# WRITTEN INSTRUCTION
Report how many lines of the records below include the word "heading". Give nothing but the number.
::::
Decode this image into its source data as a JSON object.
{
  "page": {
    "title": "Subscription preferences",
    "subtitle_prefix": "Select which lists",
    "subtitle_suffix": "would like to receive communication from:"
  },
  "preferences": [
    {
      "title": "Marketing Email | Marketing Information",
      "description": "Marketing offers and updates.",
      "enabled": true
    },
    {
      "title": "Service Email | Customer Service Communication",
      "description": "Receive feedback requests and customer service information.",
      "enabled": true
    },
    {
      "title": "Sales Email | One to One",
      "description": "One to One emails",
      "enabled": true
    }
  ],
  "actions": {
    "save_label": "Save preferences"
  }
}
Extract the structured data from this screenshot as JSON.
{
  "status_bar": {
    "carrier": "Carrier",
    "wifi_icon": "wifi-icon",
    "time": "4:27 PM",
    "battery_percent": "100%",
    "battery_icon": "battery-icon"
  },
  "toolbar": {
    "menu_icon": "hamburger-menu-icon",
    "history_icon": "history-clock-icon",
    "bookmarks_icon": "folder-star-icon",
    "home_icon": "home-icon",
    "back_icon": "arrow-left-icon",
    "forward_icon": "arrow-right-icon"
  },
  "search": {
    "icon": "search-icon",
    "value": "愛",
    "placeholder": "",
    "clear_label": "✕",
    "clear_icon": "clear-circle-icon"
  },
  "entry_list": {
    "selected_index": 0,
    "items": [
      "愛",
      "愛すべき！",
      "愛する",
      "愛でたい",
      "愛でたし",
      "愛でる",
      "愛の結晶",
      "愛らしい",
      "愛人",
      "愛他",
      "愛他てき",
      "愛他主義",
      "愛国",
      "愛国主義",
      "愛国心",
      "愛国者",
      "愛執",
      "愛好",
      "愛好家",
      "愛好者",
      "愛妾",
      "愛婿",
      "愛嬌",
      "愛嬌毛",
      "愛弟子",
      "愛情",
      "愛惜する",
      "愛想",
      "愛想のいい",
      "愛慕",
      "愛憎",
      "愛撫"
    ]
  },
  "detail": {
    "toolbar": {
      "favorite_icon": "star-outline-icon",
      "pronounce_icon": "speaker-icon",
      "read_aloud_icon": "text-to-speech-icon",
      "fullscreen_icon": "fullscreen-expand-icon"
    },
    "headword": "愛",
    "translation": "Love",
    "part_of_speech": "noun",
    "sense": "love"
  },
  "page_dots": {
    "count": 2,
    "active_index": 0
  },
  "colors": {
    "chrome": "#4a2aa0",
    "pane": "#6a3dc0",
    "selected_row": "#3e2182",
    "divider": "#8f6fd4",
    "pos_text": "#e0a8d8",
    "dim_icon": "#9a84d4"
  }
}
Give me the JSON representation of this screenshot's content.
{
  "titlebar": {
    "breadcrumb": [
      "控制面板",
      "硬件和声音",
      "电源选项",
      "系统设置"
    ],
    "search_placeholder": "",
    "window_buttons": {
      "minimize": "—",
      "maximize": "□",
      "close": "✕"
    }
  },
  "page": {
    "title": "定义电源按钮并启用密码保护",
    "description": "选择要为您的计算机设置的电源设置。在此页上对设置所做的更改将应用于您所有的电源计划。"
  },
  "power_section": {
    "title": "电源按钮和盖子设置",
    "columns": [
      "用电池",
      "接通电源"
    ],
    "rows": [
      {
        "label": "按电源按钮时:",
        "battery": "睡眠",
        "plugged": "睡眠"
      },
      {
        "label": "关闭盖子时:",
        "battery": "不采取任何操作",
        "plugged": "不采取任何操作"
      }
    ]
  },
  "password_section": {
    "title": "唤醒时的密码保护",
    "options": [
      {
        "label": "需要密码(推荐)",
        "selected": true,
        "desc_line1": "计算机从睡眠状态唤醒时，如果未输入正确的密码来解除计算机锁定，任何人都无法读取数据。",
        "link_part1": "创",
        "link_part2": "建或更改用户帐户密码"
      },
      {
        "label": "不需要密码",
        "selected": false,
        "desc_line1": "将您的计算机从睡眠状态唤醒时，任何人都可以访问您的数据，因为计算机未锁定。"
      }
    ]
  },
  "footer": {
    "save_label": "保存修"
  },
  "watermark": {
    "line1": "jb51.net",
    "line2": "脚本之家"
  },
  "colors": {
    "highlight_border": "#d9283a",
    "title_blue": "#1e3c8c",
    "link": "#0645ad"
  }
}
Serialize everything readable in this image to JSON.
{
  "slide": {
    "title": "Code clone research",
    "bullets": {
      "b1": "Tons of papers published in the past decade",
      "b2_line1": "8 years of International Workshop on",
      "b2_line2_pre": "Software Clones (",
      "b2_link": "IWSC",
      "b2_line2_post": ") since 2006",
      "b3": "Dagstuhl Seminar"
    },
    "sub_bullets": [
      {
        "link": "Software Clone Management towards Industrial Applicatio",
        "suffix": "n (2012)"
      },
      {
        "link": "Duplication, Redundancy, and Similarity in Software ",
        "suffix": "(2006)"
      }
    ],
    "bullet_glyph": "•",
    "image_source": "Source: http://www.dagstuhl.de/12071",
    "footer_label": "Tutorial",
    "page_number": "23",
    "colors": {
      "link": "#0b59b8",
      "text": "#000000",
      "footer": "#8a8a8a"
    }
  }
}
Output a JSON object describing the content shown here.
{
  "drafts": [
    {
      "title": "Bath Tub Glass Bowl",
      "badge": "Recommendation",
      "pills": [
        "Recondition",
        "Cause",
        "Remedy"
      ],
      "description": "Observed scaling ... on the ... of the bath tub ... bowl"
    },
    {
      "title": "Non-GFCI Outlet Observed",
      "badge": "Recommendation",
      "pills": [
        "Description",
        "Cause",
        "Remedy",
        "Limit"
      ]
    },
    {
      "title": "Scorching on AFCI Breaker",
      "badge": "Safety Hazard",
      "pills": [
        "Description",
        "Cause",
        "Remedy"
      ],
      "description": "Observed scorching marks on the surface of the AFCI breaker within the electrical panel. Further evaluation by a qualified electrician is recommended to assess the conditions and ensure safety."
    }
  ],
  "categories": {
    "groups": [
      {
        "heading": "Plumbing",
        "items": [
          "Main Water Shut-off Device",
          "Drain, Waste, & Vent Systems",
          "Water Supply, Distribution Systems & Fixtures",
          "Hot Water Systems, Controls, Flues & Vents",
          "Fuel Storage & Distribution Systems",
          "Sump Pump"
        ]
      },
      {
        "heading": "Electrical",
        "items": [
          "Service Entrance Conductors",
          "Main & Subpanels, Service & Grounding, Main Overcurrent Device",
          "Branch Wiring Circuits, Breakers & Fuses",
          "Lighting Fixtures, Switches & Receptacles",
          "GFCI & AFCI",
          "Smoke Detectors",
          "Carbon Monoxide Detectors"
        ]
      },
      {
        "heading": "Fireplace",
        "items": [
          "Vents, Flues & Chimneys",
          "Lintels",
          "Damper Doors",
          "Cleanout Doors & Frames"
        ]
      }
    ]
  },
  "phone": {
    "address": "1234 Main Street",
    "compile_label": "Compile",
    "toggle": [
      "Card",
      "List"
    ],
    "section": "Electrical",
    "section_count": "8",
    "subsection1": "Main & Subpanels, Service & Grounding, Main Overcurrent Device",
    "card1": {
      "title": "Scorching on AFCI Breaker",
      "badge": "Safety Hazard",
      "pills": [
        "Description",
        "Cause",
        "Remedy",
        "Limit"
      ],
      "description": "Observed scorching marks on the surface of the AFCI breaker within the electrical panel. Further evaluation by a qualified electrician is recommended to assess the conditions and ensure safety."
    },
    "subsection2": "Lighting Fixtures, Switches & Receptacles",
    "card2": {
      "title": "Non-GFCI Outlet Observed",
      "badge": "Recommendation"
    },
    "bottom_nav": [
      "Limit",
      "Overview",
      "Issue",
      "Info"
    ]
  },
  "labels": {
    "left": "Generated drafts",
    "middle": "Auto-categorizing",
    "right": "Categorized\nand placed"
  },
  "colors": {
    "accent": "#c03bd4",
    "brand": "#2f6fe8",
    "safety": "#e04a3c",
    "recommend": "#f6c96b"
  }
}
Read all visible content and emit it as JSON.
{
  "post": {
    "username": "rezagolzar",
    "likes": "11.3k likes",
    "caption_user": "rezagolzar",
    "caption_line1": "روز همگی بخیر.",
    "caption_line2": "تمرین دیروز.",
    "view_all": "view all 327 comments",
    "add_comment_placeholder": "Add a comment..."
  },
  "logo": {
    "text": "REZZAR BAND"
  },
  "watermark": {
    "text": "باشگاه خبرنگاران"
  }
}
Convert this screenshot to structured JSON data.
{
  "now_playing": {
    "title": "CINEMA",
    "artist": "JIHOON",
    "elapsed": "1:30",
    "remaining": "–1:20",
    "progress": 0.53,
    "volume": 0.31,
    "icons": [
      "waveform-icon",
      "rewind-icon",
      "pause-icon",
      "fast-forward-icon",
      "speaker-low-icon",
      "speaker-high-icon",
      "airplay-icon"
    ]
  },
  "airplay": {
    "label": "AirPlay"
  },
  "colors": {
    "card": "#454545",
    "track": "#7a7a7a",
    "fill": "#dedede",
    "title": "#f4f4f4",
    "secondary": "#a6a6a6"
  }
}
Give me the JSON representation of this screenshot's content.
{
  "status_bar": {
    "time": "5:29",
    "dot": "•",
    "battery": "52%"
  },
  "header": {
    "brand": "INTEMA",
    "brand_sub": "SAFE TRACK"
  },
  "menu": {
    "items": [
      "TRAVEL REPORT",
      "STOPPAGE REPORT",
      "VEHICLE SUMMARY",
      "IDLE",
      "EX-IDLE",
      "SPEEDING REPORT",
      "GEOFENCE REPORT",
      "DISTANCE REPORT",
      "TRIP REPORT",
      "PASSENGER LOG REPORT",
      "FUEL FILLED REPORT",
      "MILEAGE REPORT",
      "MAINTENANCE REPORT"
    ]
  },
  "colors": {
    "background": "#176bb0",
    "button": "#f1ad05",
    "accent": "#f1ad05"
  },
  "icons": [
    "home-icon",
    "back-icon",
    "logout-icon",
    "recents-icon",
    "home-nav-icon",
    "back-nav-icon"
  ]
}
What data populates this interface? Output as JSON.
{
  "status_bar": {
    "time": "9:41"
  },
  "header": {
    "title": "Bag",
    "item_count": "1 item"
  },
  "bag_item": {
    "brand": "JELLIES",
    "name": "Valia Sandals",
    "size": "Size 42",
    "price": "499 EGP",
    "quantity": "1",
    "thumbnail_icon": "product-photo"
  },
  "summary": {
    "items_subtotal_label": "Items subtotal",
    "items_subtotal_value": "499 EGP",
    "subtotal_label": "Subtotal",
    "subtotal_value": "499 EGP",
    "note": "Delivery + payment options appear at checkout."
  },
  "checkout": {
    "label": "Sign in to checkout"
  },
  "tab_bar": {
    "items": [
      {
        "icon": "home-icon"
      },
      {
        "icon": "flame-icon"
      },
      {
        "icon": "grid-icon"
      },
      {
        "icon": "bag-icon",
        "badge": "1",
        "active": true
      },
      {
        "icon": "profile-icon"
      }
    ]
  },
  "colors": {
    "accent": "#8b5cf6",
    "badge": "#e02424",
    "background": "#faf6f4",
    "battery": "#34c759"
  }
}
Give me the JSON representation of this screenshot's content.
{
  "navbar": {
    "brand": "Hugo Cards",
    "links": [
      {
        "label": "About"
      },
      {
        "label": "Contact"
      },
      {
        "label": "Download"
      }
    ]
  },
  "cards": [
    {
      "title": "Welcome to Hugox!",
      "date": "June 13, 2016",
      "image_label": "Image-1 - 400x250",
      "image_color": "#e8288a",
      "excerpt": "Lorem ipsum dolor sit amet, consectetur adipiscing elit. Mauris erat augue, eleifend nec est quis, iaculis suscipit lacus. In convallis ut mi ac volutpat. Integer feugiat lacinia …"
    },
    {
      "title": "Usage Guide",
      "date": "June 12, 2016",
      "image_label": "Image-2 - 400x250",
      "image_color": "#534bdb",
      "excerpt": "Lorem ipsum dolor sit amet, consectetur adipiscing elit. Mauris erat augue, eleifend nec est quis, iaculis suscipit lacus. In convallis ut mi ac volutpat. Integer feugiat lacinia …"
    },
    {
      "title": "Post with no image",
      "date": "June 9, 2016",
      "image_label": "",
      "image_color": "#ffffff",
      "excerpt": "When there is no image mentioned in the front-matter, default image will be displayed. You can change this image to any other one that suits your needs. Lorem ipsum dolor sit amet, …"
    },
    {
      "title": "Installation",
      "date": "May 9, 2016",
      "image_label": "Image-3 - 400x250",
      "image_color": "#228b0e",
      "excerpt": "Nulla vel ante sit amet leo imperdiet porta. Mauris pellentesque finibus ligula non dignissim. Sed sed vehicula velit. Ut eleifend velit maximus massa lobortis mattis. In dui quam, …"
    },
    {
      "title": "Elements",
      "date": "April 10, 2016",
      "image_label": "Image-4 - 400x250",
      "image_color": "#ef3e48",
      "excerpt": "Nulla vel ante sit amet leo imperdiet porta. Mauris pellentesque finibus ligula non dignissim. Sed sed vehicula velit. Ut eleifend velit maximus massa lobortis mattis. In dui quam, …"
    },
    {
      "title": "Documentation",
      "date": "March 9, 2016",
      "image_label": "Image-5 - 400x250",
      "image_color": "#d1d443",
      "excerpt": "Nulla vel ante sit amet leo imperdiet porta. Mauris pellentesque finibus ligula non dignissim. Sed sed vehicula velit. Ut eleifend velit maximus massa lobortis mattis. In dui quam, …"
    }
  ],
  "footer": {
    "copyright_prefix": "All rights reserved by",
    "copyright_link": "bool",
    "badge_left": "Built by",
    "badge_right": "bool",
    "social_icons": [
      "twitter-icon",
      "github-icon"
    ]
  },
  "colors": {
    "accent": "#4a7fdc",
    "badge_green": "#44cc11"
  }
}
::::
# COMPLETE ANSWER
3